Copy word for word the stretch of the blog page below that opens with the words containing "Immersion is one" and closes with "ready to go!".

## [Reading text]
>> start
Bestselling, critically-acclaimed author Jordan Dane’s gritty thrillers are ripped from the headlines with vivid settings, intrigue, and dark humor. Publishers Weekly compared her intense novels to Lisa Jackson, Lisa Gardner, and Tami Hoag, naming her debut novel NO ONE HEARD HER SCREAM as Best Books of 2008. She is the author of young-adult novels written for Harlequin Teen, the Sweet Justice thriller series for HarperCollins., and the Ryker Townsend FBI psychic profiler series, Mercer's War vigilante novellas, and the upcoming Trinity LeDoux bounty hunter novels set in New Orleans. Jordan shares her Texas residence with two lucky rescue dogs. To keep up with new releases & exclusive giveaways, click HERE

18 thoughts on “Writing Backwards: Sometimes It Works (Guest: Laura Benedict)

  1. I can’t write a series backward. I can’t even write a novel backward. If I don’t compose start-to-finish, I get details mixed up and miss threads I should be pulling.

    I know it works for some people, and I commend those who can write out of sequence. It’s probably really satisfying to put away a scene that isn’t working and write one that really gels. I guess I’m just too rigid to manage it.

    Your series sounds really intriguing. Settings are on my weakness list, so when I read a novel where the surroundings are basically characters, I find myself whole immersed.

    • Hi, Staci. It got really hairy at times, and I was way better making notes as I wrote the second one than I was at the first. But I am a pretty linear writer when it comes to the individual books–even though I know who will live/die in each, I always start at the beginning.

      Immersion is one of the gifts of using a setting as character. Having it as a constant is priceless.

  2. Nope, I’ve never tried writing a series backwards but I have written them slightly out of order. In a novel series I’m working on now, I wrote what I thought was the first book but then realized I needed to write a prequel.

    But your technique sounds just right for your premise!

    • Isn’t it interesting how a story can start in different places, and those different places can turn into stories of their own? The image for me is like a long, long train. You can hop on any car, but there are cars behind and/or cars ahead. You just have to pick one, yet there’s no reason you can’t choose another when you’re done.

      See, now you will have two series books, ready to go!

  3. Thanks so much for having me on today, Jordan. Who knew, when we set this date, that I would be a regular at TKZ?
>> end
## [Items]
>> start
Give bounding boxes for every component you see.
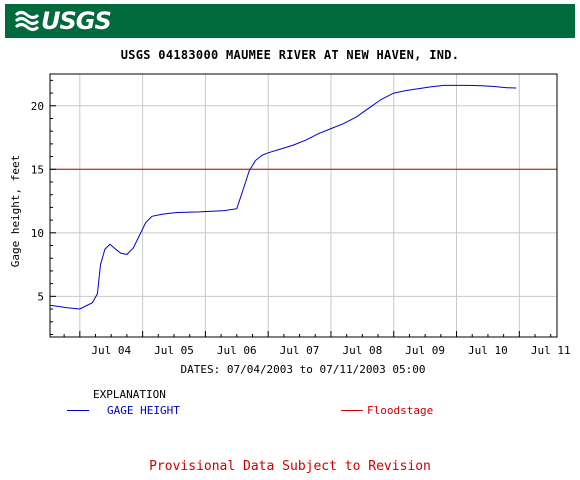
usgs-banner: USGS [5, 4, 575, 38]
x-tick-label: Jul 07 [280, 344, 320, 357]
explanation-heading: EXPLANATION [93, 388, 166, 401]
y-tick-label: 5 [37, 290, 44, 303]
x-tick-label: Jul 06 [217, 344, 257, 357]
legend-floodstage-label: Floodstage [367, 404, 434, 417]
x-tick-label: Jul 08 [342, 344, 382, 357]
legend-gage-label: GAGE HEIGHT [107, 404, 180, 417]
chart-grid [50, 74, 557, 337]
plot-frame [49, 73, 558, 338]
y-tick-label: 20 [31, 100, 44, 113]
legend-gage-line [67, 410, 89, 411]
x-tick-label: Jul 11 [531, 344, 571, 357]
chart-series [49, 84, 557, 310]
gage-height-series-line [49, 84, 517, 310]
x-tick-label: Jul 04 [91, 344, 131, 357]
provisional-notice: Provisional Data Subject to Revision [149, 459, 431, 474]
x-tick-label: Jul 10 [468, 344, 508, 357]
x-tick-label: Jul 05 [154, 344, 194, 357]
x-axis-label: DATES: 07/04/2003 to 07/11/2003 05:00 [180, 363, 425, 376]
legend-floodstage-line [341, 410, 363, 411]
y-tick-label: 15 [31, 163, 44, 176]
y-axis-label: Gage height, feet [9, 155, 22, 268]
x-tick-label: Jul 09 [405, 344, 445, 357]
usgs-logo-text: USGS [41, 7, 112, 35]
axis-tick-labels: Jul 04 Jul 05 Jul 06 Jul 07 Jul 08 Jul 09 Jul … [31, 100, 571, 357]
y-tick-label: 10 [31, 227, 44, 240]
usgs-wave-icon [15, 11, 39, 31]
usgs-logo[interactable]: USGS [15, 7, 112, 35]
axis-ticks [50, 79, 552, 337]
chart-title: USGS 04183000 MAUMEE RIVER AT NEW HAVEN,… [120, 48, 460, 62]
>> end
## [Written answer]
Immersion is one of the gifts of using a setting as character. Having it as a constant is priceless.

  2. Nope, I’ve never tried writing a series backwards but I have written them slightly out of order. In a novel series I’m working on now, I wrote what I thought was the first book but then realized I needed to write a prequel.

    But your technique sounds just right for your premise!

    • Isn’t it interesting how a story can start in different places, and those different places can turn into stories of their own? The image for me is like a long, long train. You can hop on any car, but there are cars behind and/or cars ahead. You just have to pick one, yet there’s no reason you can’t choose another when you’re done.

      See, now you will have two series books, ready to go!